— BEGIN Entries shown —

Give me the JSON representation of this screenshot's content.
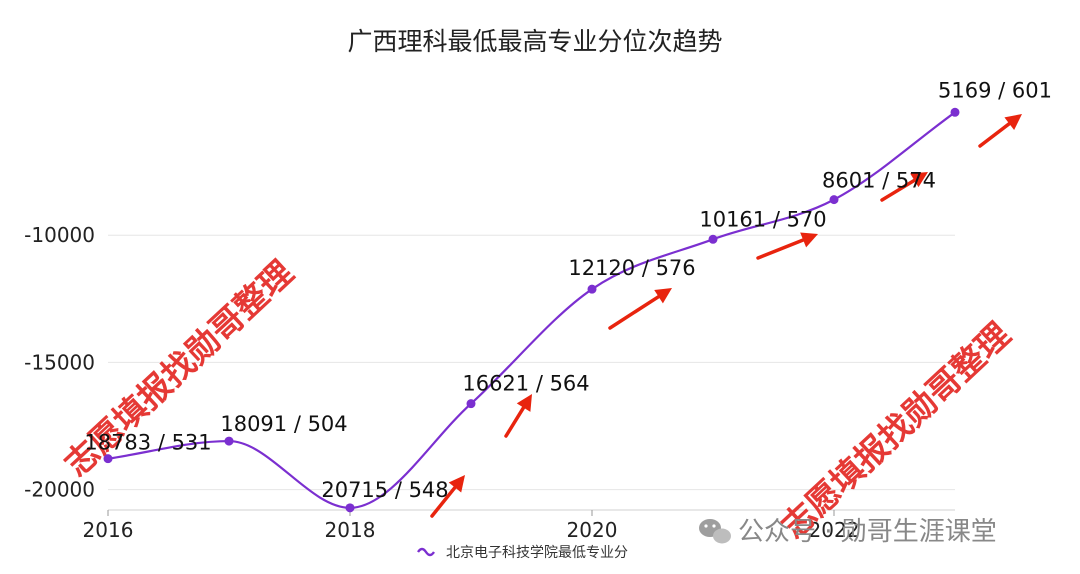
{
  "chart_data": {
    "type": "line",
    "title": "广西理科最低最高专业分位次趋势",
    "xlabel": "",
    "ylabel": "",
    "x": [
      2016,
      2017,
      2018,
      2019,
      2020,
      2021,
      2022,
      2023
    ],
    "x_tick_labels": [
      "2016",
      "2018",
      "2020",
      "2022"
    ],
    "y_ticks": [
      -10000,
      -15000,
      -20000
    ],
    "y_tick_labels": [
      "-10000",
      "-15000",
      "-20000"
    ],
    "ylim": [
      -20800,
      -5000
    ],
    "grid": true,
    "legend": "bottom",
    "series": [
      {
        "name": "北京电子科技学院最低专业分",
        "color": "#7b2fd0",
        "values": [
          -18783,
          -18091,
          -20715,
          -16621,
          -12120,
          -10161,
          -8601,
          -5169
        ],
        "labels": [
          "18783 / 531",
          "18091 / 504",
          "20715 / 548",
          "16621 / 564",
          "12120 / 576",
          "10161 / 570",
          "8601 / 574",
          "5169 / 601"
        ]
      }
    ]
  },
  "watermark": {
    "left_text": "志愿填报找勋哥整理",
    "right_text": "志愿填报找勋哥整理",
    "color": "#e53935"
  },
  "footer": {
    "text": "公众号 · 勋哥生涯课堂",
    "icon": "wechat-icon"
  },
  "arrow_color": "#e8240e"
}
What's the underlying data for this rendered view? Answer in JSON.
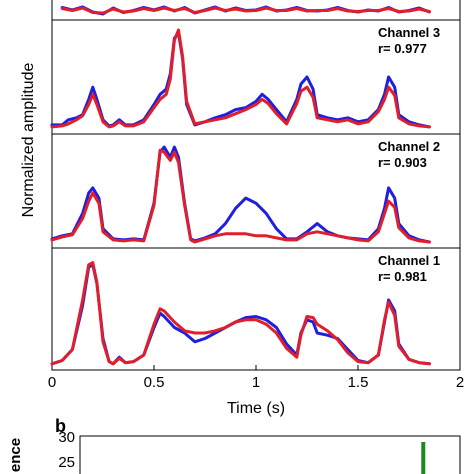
{
  "chart_data": [
    {
      "type": "line",
      "ylabel": "Normalized amplitude",
      "xlabel": "Time (s)",
      "xlim": [
        0,
        2
      ],
      "x_ticks": [
        "0",
        "0.5",
        "1",
        "1.5",
        "2"
      ],
      "grid": false,
      "series_colors": [
        "#1f1fe0",
        "#e01f2a"
      ],
      "panels": [
        {
          "channel_label": "",
          "r_label": "",
          "partial": true,
          "series": [
            {
              "x": [
                0.05,
                0.1,
                0.15,
                0.2,
                0.25,
                0.3,
                0.35,
                0.4,
                0.45,
                0.5,
                0.55,
                0.6,
                0.65,
                0.7,
                0.75,
                0.8,
                0.85,
                0.9,
                0.95,
                1.0,
                1.05,
                1.1,
                1.15,
                1.2,
                1.25,
                1.3,
                1.35,
                1.4,
                1.45,
                1.5,
                1.55,
                1.6,
                1.65,
                1.7,
                1.75,
                1.8,
                1.85
              ],
              "y": [
                0.85,
                0.6,
                0.9,
                0.4,
                0.2,
                0.8,
                0.35,
                0.55,
                0.85,
                0.6,
                0.9,
                0.5,
                0.85,
                0.3,
                0.6,
                0.9,
                0.5,
                0.8,
                0.55,
                0.6,
                0.9,
                0.5,
                0.6,
                0.85,
                0.55,
                0.5,
                0.6,
                0.85,
                0.55,
                0.4,
                0.6,
                0.5,
                0.85,
                0.4,
                0.55,
                0.8,
                0.4
              ]
            },
            {
              "x": [
                0.05,
                0.1,
                0.15,
                0.2,
                0.25,
                0.3,
                0.35,
                0.4,
                0.45,
                0.5,
                0.55,
                0.6,
                0.65,
                0.7,
                0.75,
                0.8,
                0.85,
                0.9,
                0.95,
                1.0,
                1.05,
                1.1,
                1.15,
                1.2,
                1.25,
                1.3,
                1.35,
                1.4,
                1.45,
                1.5,
                1.55,
                1.6,
                1.65,
                1.7,
                1.75,
                1.8,
                1.85
              ],
              "y": [
                0.75,
                0.55,
                0.8,
                0.35,
                0.3,
                0.7,
                0.4,
                0.5,
                0.75,
                0.55,
                0.8,
                0.55,
                0.75,
                0.35,
                0.55,
                0.8,
                0.55,
                0.7,
                0.5,
                0.55,
                0.8,
                0.55,
                0.55,
                0.75,
                0.5,
                0.55,
                0.55,
                0.75,
                0.5,
                0.45,
                0.55,
                0.55,
                0.75,
                0.45,
                0.5,
                0.7,
                0.45
              ]
            }
          ]
        },
        {
          "channel_label": "Channel 3",
          "r_label": "r= 0.977",
          "series": [
            {
              "x": [
                0,
                0.05,
                0.08,
                0.12,
                0.15,
                0.18,
                0.2,
                0.22,
                0.25,
                0.28,
                0.3,
                0.33,
                0.36,
                0.4,
                0.45,
                0.5,
                0.53,
                0.56,
                0.58,
                0.6,
                0.62,
                0.64,
                0.66,
                0.7,
                0.75,
                0.8,
                0.85,
                0.9,
                0.95,
                1.0,
                1.03,
                1.06,
                1.1,
                1.15,
                1.2,
                1.22,
                1.25,
                1.28,
                1.3,
                1.35,
                1.4,
                1.45,
                1.5,
                1.55,
                1.6,
                1.63,
                1.65,
                1.68,
                1.7,
                1.75,
                1.8,
                1.85
              ],
              "y": [
                0.05,
                0.05,
                0.1,
                0.12,
                0.15,
                0.3,
                0.42,
                0.3,
                0.1,
                0.04,
                0.05,
                0.1,
                0.05,
                0.05,
                0.1,
                0.25,
                0.35,
                0.4,
                0.55,
                0.9,
                0.95,
                0.7,
                0.25,
                0.05,
                0.08,
                0.12,
                0.15,
                0.2,
                0.22,
                0.28,
                0.35,
                0.3,
                0.2,
                0.08,
                0.3,
                0.45,
                0.52,
                0.4,
                0.15,
                0.12,
                0.1,
                0.12,
                0.08,
                0.1,
                0.2,
                0.35,
                0.52,
                0.42,
                0.15,
                0.08,
                0.05,
                0.03
              ]
            },
            {
              "x": [
                0,
                0.05,
                0.08,
                0.12,
                0.15,
                0.18,
                0.2,
                0.22,
                0.25,
                0.28,
                0.3,
                0.33,
                0.36,
                0.4,
                0.45,
                0.5,
                0.53,
                0.56,
                0.58,
                0.6,
                0.62,
                0.64,
                0.66,
                0.7,
                0.75,
                0.8,
                0.85,
                0.9,
                0.95,
                1.0,
                1.03,
                1.06,
                1.1,
                1.15,
                1.2,
                1.22,
                1.25,
                1.28,
                1.3,
                1.35,
                1.4,
                1.45,
                1.5,
                1.55,
                1.6,
                1.63,
                1.65,
                1.68,
                1.7,
                1.75,
                1.8,
                1.85
              ],
              "y": [
                0.03,
                0.04,
                0.06,
                0.1,
                0.14,
                0.25,
                0.35,
                0.25,
                0.08,
                0.03,
                0.04,
                0.08,
                0.04,
                0.04,
                0.08,
                0.22,
                0.3,
                0.35,
                0.5,
                0.88,
                0.98,
                0.72,
                0.28,
                0.06,
                0.08,
                0.1,
                0.12,
                0.16,
                0.2,
                0.25,
                0.3,
                0.26,
                0.16,
                0.06,
                0.26,
                0.38,
                0.42,
                0.32,
                0.12,
                0.1,
                0.08,
                0.1,
                0.06,
                0.08,
                0.18,
                0.3,
                0.42,
                0.34,
                0.12,
                0.06,
                0.04,
                0.03
              ]
            }
          ]
        },
        {
          "channel_label": "Channel 2",
          "r_label": "r= 0.903",
          "series": [
            {
              "x": [
                0,
                0.05,
                0.1,
                0.15,
                0.18,
                0.2,
                0.23,
                0.25,
                0.3,
                0.35,
                0.4,
                0.45,
                0.5,
                0.53,
                0.55,
                0.58,
                0.6,
                0.62,
                0.65,
                0.68,
                0.7,
                0.75,
                0.8,
                0.85,
                0.9,
                0.95,
                1.0,
                1.05,
                1.1,
                1.15,
                1.2,
                1.25,
                1.3,
                1.35,
                1.4,
                1.45,
                1.5,
                1.55,
                1.6,
                1.63,
                1.65,
                1.68,
                1.7,
                1.75,
                1.8,
                1.85
              ],
              "y": [
                0.05,
                0.08,
                0.1,
                0.3,
                0.5,
                0.55,
                0.45,
                0.15,
                0.05,
                0.04,
                0.05,
                0.04,
                0.4,
                0.9,
                0.95,
                0.85,
                0.95,
                0.85,
                0.4,
                0.05,
                0.03,
                0.06,
                0.1,
                0.2,
                0.35,
                0.45,
                0.4,
                0.3,
                0.15,
                0.05,
                0.05,
                0.12,
                0.2,
                0.12,
                0.08,
                0.06,
                0.05,
                0.04,
                0.15,
                0.35,
                0.55,
                0.45,
                0.2,
                0.08,
                0.04,
                0.02
              ]
            },
            {
              "x": [
                0,
                0.05,
                0.1,
                0.15,
                0.18,
                0.2,
                0.23,
                0.25,
                0.3,
                0.35,
                0.4,
                0.45,
                0.5,
                0.53,
                0.55,
                0.58,
                0.6,
                0.62,
                0.65,
                0.68,
                0.7,
                0.75,
                0.8,
                0.85,
                0.9,
                0.95,
                1.0,
                1.05,
                1.1,
                1.15,
                1.2,
                1.25,
                1.3,
                1.35,
                1.4,
                1.45,
                1.5,
                1.55,
                1.6,
                1.63,
                1.65,
                1.68,
                1.7,
                1.75,
                1.8,
                1.85
              ],
              "y": [
                0.04,
                0.07,
                0.09,
                0.25,
                0.42,
                0.5,
                0.4,
                0.12,
                0.04,
                0.03,
                0.04,
                0.03,
                0.38,
                0.92,
                0.9,
                0.82,
                0.9,
                0.8,
                0.38,
                0.04,
                0.02,
                0.05,
                0.08,
                0.1,
                0.1,
                0.1,
                0.08,
                0.08,
                0.06,
                0.04,
                0.04,
                0.1,
                0.12,
                0.1,
                0.08,
                0.06,
                0.04,
                0.03,
                0.12,
                0.3,
                0.42,
                0.36,
                0.16,
                0.06,
                0.03,
                0.02
              ]
            }
          ]
        },
        {
          "channel_label": "Channel 1",
          "r_label": "r= 0.981",
          "series": [
            {
              "x": [
                0,
                0.05,
                0.1,
                0.15,
                0.18,
                0.2,
                0.22,
                0.25,
                0.28,
                0.3,
                0.33,
                0.36,
                0.4,
                0.45,
                0.5,
                0.53,
                0.55,
                0.6,
                0.65,
                0.7,
                0.75,
                0.8,
                0.85,
                0.9,
                0.95,
                1.0,
                1.05,
                1.1,
                1.15,
                1.2,
                1.22,
                1.25,
                1.28,
                1.3,
                1.35,
                1.4,
                1.45,
                1.5,
                1.55,
                1.6,
                1.63,
                1.65,
                1.68,
                1.7,
                1.75,
                1.8,
                1.85
              ],
              "y": [
                0.02,
                0.05,
                0.15,
                0.55,
                0.9,
                0.92,
                0.75,
                0.25,
                0.04,
                0.02,
                0.08,
                0.03,
                0.04,
                0.1,
                0.35,
                0.48,
                0.45,
                0.35,
                0.3,
                0.22,
                0.25,
                0.3,
                0.35,
                0.4,
                0.44,
                0.45,
                0.42,
                0.35,
                0.2,
                0.1,
                0.3,
                0.42,
                0.4,
                0.3,
                0.28,
                0.25,
                0.15,
                0.05,
                0.03,
                0.1,
                0.4,
                0.6,
                0.5,
                0.2,
                0.06,
                0.03,
                0.02
              ]
            },
            {
              "x": [
                0,
                0.05,
                0.1,
                0.15,
                0.18,
                0.2,
                0.22,
                0.25,
                0.28,
                0.3,
                0.33,
                0.36,
                0.4,
                0.45,
                0.5,
                0.53,
                0.55,
                0.6,
                0.65,
                0.7,
                0.75,
                0.8,
                0.85,
                0.9,
                0.95,
                1.0,
                1.05,
                1.1,
                1.15,
                1.2,
                1.22,
                1.25,
                1.28,
                1.3,
                1.35,
                1.4,
                1.45,
                1.5,
                1.55,
                1.6,
                1.63,
                1.65,
                1.68,
                1.7,
                1.75,
                1.8,
                1.85
              ],
              "y": [
                0.02,
                0.05,
                0.15,
                0.6,
                0.92,
                0.94,
                0.76,
                0.22,
                0.04,
                0.02,
                0.07,
                0.03,
                0.04,
                0.1,
                0.38,
                0.52,
                0.5,
                0.4,
                0.32,
                0.3,
                0.3,
                0.32,
                0.35,
                0.4,
                0.42,
                0.42,
                0.38,
                0.3,
                0.16,
                0.08,
                0.28,
                0.45,
                0.44,
                0.38,
                0.32,
                0.24,
                0.12,
                0.04,
                0.03,
                0.1,
                0.42,
                0.58,
                0.46,
                0.18,
                0.06,
                0.03,
                0.02
              ]
            }
          ]
        }
      ]
    },
    {
      "type": "bar",
      "panel_letter": "b",
      "ylabel": "ence",
      "y_ticks": [
        "25",
        "30"
      ],
      "partial": true,
      "bar_color": "#1a8a1a",
      "bars": [
        {
          "x": 1.82,
          "y": 29
        }
      ]
    }
  ]
}
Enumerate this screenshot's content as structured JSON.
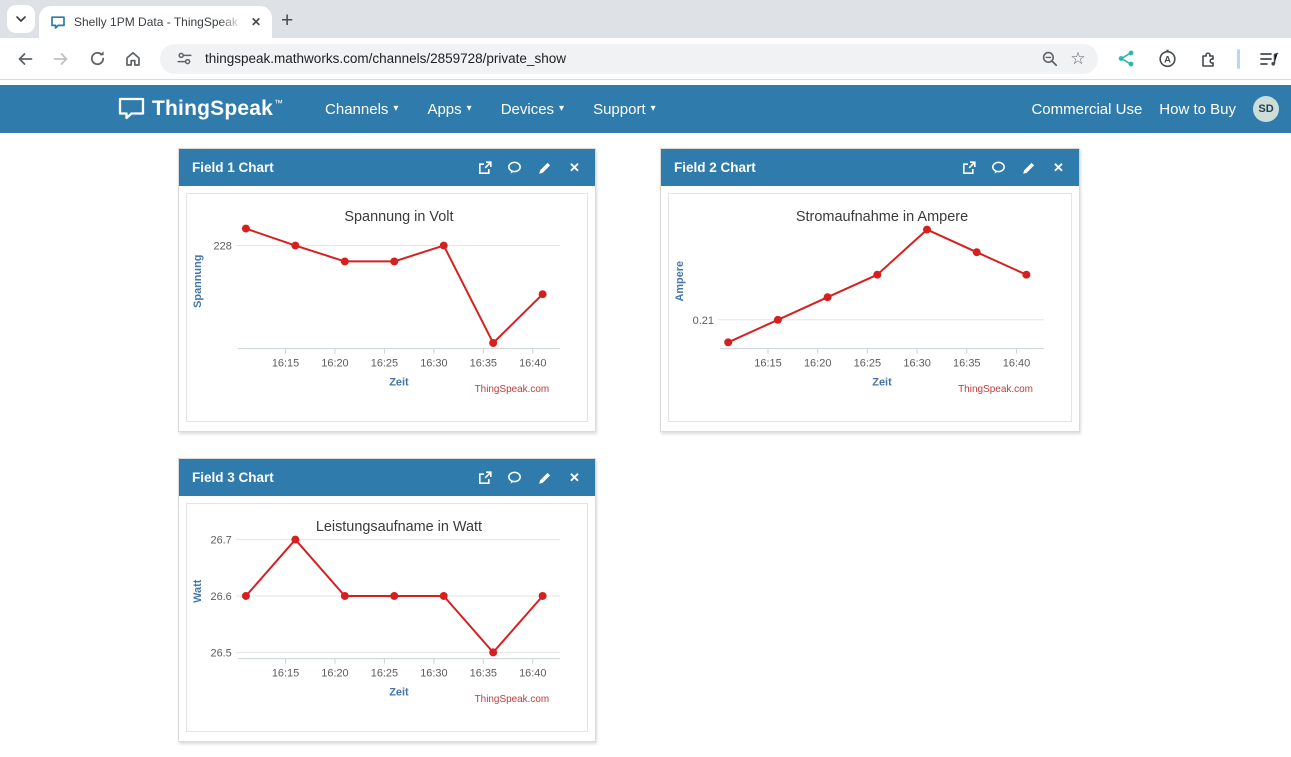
{
  "browser": {
    "tab_title": "Shelly 1PM Data - ThingSpeak I",
    "url": "thingspeak.mathworks.com/channels/2859728/private_show"
  },
  "glyphs": {
    "close_tab": "✕",
    "close_bold": "✕",
    "new_tab_plus": "+",
    "caret_down": "▾",
    "star": "☆"
  },
  "navbar": {
    "logo": "ThingSpeak",
    "logo_tm": "™",
    "items": [
      {
        "label": "Channels"
      },
      {
        "label": "Apps"
      },
      {
        "label": "Devices"
      },
      {
        "label": "Support"
      }
    ],
    "right": [
      {
        "label": "Commercial Use"
      },
      {
        "label": "How to Buy"
      }
    ],
    "avatar_initials": "SD"
  },
  "colors": {
    "navbar_blue": "#2e7bac",
    "line_red": "#d62020",
    "credits_red": "#c03a3a",
    "axis_label_blue": "#4576a8",
    "tick_gray": "#5c5c5c",
    "grid_gray": "#e6e6e6",
    "axis_line": "#ccd2da",
    "share_teal": "#2ab7a9"
  },
  "chart_data": [
    {
      "type": "line",
      "field_label": "Field 1 Chart",
      "title": "Spannung in Volt",
      "xlabel": "Zeit",
      "ylabel": "Spannung",
      "credits": "ThingSpeak.com",
      "x_times": [
        "16:11",
        "16:16",
        "16:21",
        "16:26",
        "16:31",
        "16:36",
        "16:41"
      ],
      "x_minutes": [
        11,
        16,
        21,
        26,
        31,
        36,
        41
      ],
      "values": [
        228.15,
        228.0,
        227.86,
        227.86,
        228.0,
        227.14,
        227.57
      ],
      "y_ticks": [
        {
          "value": 228,
          "label": "228"
        }
      ],
      "ylim": [
        227.09,
        228.28
      ],
      "xlim_minutes": [
        10.17,
        42.77
      ],
      "x_tick_minutes": [
        15,
        20,
        25,
        30,
        35,
        40
      ],
      "x_tick_labels": [
        "16:15",
        "16:20",
        "16:25",
        "16:30",
        "16:35",
        "16:40"
      ],
      "grid": true,
      "legend": "none"
    },
    {
      "type": "line",
      "field_label": "Field 2 Chart",
      "title": "Stromaufnahme in Ampere",
      "xlabel": "Zeit",
      "ylabel": "Ampere",
      "credits": "ThingSpeak.com",
      "x_times": [
        "16:11",
        "16:16",
        "16:21",
        "16:26",
        "16:31",
        "16:36",
        "16:41"
      ],
      "x_minutes": [
        11,
        16,
        21,
        26,
        31,
        36,
        41
      ],
      "values": [
        0.205,
        0.21,
        0.215,
        0.22,
        0.23,
        0.225,
        0.22
      ],
      "y_ticks": [
        {
          "value": 0.21,
          "label": "0.21"
        }
      ],
      "ylim": [
        0.2036,
        0.2335
      ],
      "xlim_minutes": [
        10.17,
        42.77
      ],
      "x_tick_minutes": [
        15,
        20,
        25,
        30,
        35,
        40
      ],
      "x_tick_labels": [
        "16:15",
        "16:20",
        "16:25",
        "16:30",
        "16:35",
        "16:40"
      ],
      "grid": true,
      "legend": "none"
    },
    {
      "type": "line",
      "field_label": "Field 3 Chart",
      "title": "Leistungsaufname in Watt",
      "xlabel": "Zeit",
      "ylabel": "Watt",
      "credits": "ThingSpeak.com",
      "x_times": [
        "16:11",
        "16:16",
        "16:21",
        "16:26",
        "16:31",
        "16:36",
        "16:41"
      ],
      "x_minutes": [
        11,
        16,
        21,
        26,
        31,
        36,
        41
      ],
      "values": [
        26.6,
        26.7,
        26.6,
        26.6,
        26.6,
        26.5,
        26.6
      ],
      "y_ticks": [
        {
          "value": 26.7,
          "label": "26.7"
        },
        {
          "value": 26.6,
          "label": "26.6"
        },
        {
          "value": 26.5,
          "label": "26.5"
        }
      ],
      "ylim": [
        26.489,
        26.728
      ],
      "xlim_minutes": [
        10.17,
        42.77
      ],
      "x_tick_minutes": [
        15,
        20,
        25,
        30,
        35,
        40
      ],
      "x_tick_labels": [
        "16:15",
        "16:20",
        "16:25",
        "16:30",
        "16:35",
        "16:40"
      ],
      "grid": true,
      "legend": "none"
    }
  ]
}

— END Entries shown —

Work required =>
All lines holding the word "this" should be picked out and copied.

Answer to the exercise =>
Give me the JSON representation of this screenshot's content.
What's the underlying data for this rendered view? Answer in JSON.
Enumerate this screenshot's content as structured JSON.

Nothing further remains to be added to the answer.